TASK BRIEF: Return only the number of lines in the entries below that hold the word "断面比较稳定".

MATERIAL SUPPLIED:
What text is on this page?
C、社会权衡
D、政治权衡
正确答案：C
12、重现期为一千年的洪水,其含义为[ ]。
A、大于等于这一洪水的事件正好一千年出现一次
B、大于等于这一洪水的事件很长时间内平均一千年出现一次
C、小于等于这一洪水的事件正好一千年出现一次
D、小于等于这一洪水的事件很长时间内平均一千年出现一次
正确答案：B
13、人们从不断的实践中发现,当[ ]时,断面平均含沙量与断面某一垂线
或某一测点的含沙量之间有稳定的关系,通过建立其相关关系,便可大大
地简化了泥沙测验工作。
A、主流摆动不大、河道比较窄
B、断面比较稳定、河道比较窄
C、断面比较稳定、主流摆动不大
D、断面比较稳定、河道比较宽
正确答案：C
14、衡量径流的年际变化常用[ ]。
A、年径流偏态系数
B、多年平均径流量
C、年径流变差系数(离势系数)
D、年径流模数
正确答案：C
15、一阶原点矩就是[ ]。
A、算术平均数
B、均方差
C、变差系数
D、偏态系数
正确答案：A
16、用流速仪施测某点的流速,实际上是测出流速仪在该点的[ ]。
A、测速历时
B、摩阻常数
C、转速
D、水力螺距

FINISHED TASK: 3